What you need to do:
Answer these questions from the clone detector text below:
1. What detection method does it give for Type-3 clones?
2. Under File-Level Checks, what should be compared between files in the same directory?
3. According to the design principle, what should never be scanned?

** Begin Passage shown **

The detector classifies findings using the industry-standard clone taxonomy (Type-1 through Type-4), reports similarity scores, and provides actionable refactoring suggestions with exact file locations.

Design principle: Scan only changed or relevant files incrementally, never the entire codebase.

Clone Type Classification

Type	Name	Description	Detection Method
Type-1	Exact	Identical code, differs only in whitespace/comments	Grep exact patterns
Type-2	Renamed	Identical structure, renamed identifiers or changed literals	Grep function signatures, compare structure
Type-3	Structural	Similar code with added/removed/modified statements	Read and compare logic blocks
Type-4	Semantic	Different syntax, same functionality	Manual review of candidates

Analysis Checklist

Function-Level Checks

• Search for functions with identical or similar names across the codebase
• Compare parameter signatures of related functions
• Check for functions with identical return types and similar bodies
• Identify wrapper functions that add no logic

File-Level Checks

• Compare import blocks between files in the same directory
• Search for files with matching class hierarchies
• Detect repeated configuration or setup patterns
• Flag files with overlapping responsibilities

Pattern-Level Checks

• Identify repeated error handling blocks (try/catch with same structure)

** End Passage shown **
** Begin Dataset content **

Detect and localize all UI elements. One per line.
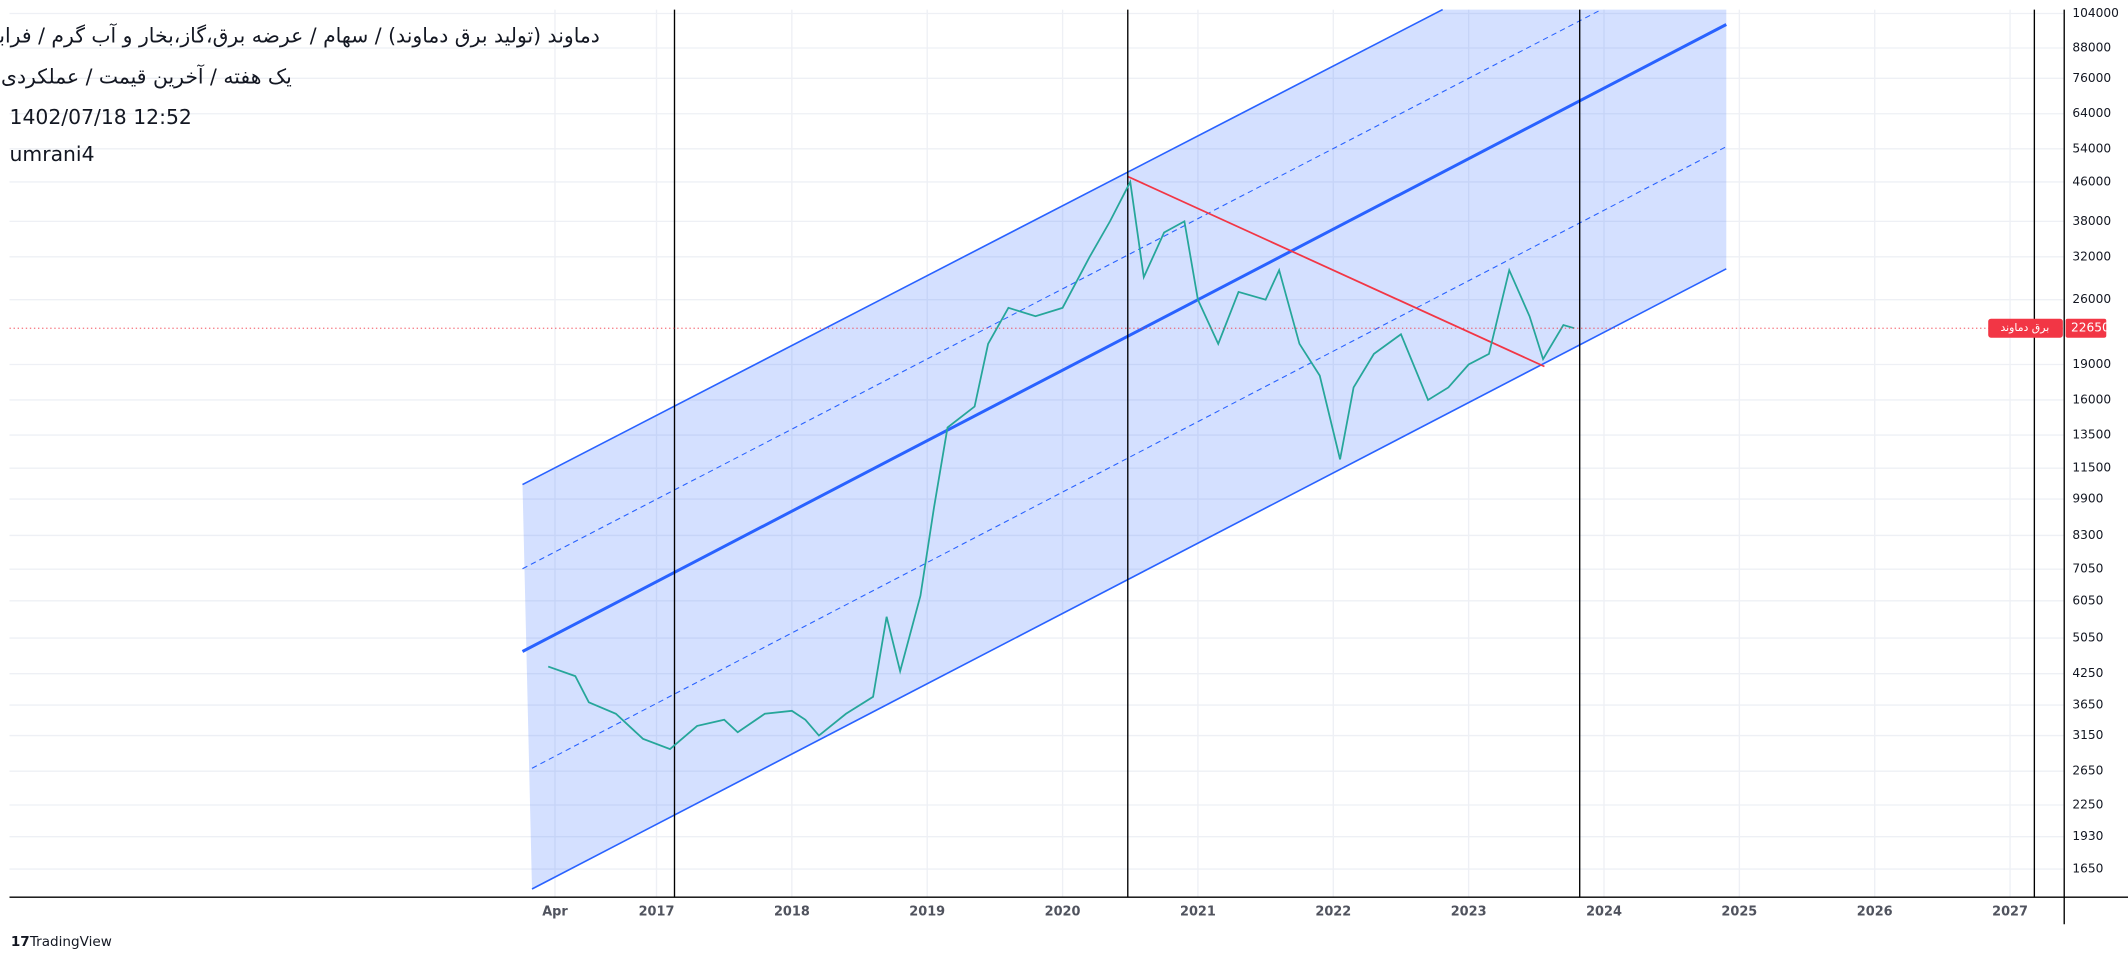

** End Dataset content **

Output for this task:
1. Read and compare logic blocks.
2. Import blocks.
3. The entire codebase.